■ The request
Search the entries for the word "values" and pull out each line that has it.

[Records from a dataset]
--- begin ---

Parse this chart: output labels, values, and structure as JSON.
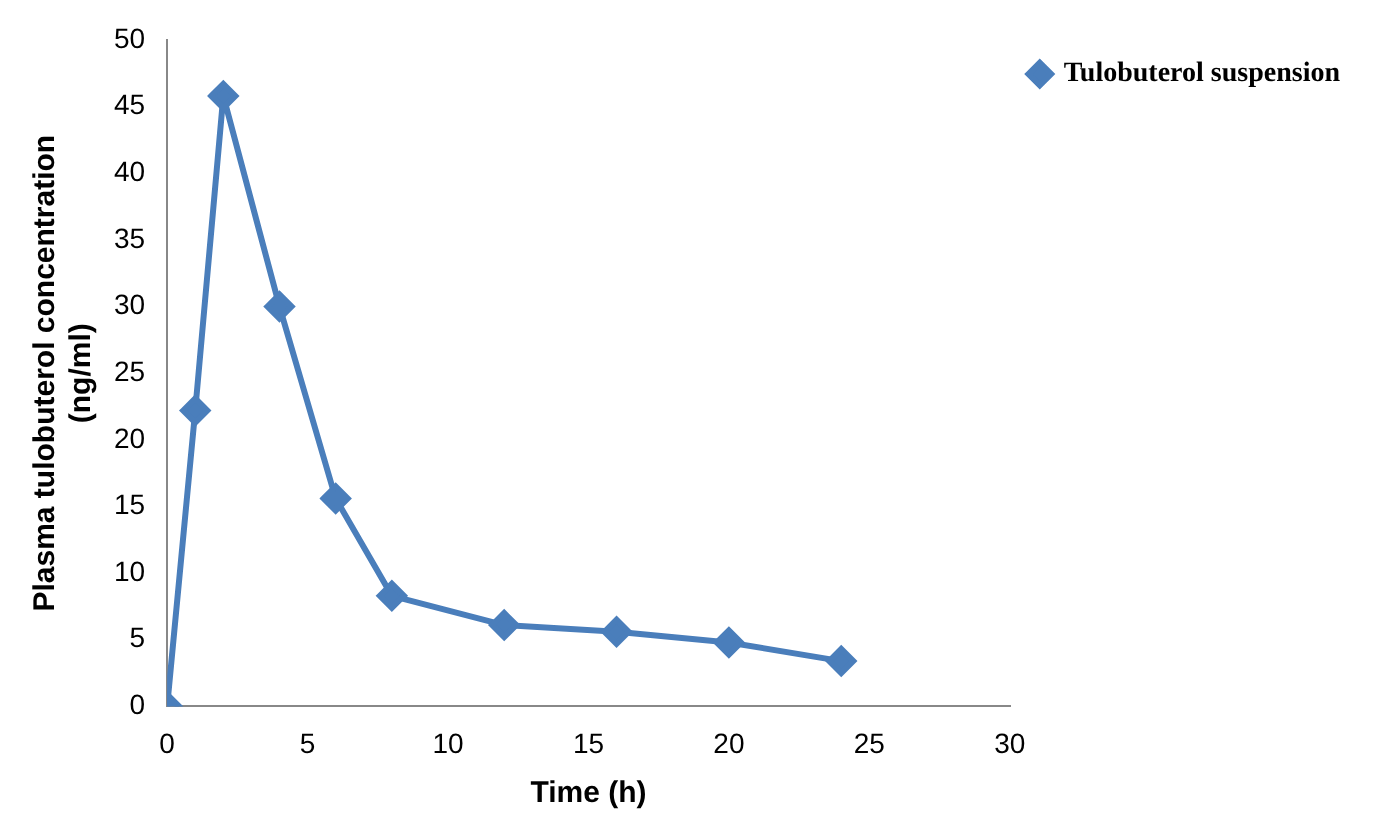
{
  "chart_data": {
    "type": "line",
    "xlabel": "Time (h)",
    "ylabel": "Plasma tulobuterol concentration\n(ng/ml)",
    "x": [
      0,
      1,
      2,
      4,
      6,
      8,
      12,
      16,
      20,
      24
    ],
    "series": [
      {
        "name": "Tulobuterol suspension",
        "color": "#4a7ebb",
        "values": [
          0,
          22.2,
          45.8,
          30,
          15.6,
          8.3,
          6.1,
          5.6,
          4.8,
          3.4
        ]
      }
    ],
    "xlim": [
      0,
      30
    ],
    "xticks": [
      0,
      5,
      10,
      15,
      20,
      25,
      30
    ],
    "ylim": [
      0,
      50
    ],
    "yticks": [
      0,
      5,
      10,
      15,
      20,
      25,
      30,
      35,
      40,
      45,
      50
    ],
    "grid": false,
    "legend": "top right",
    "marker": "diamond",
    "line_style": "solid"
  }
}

--- end ---

■ Task output
Parse this chart: output labels, values, and structure as JSON.
        "values": [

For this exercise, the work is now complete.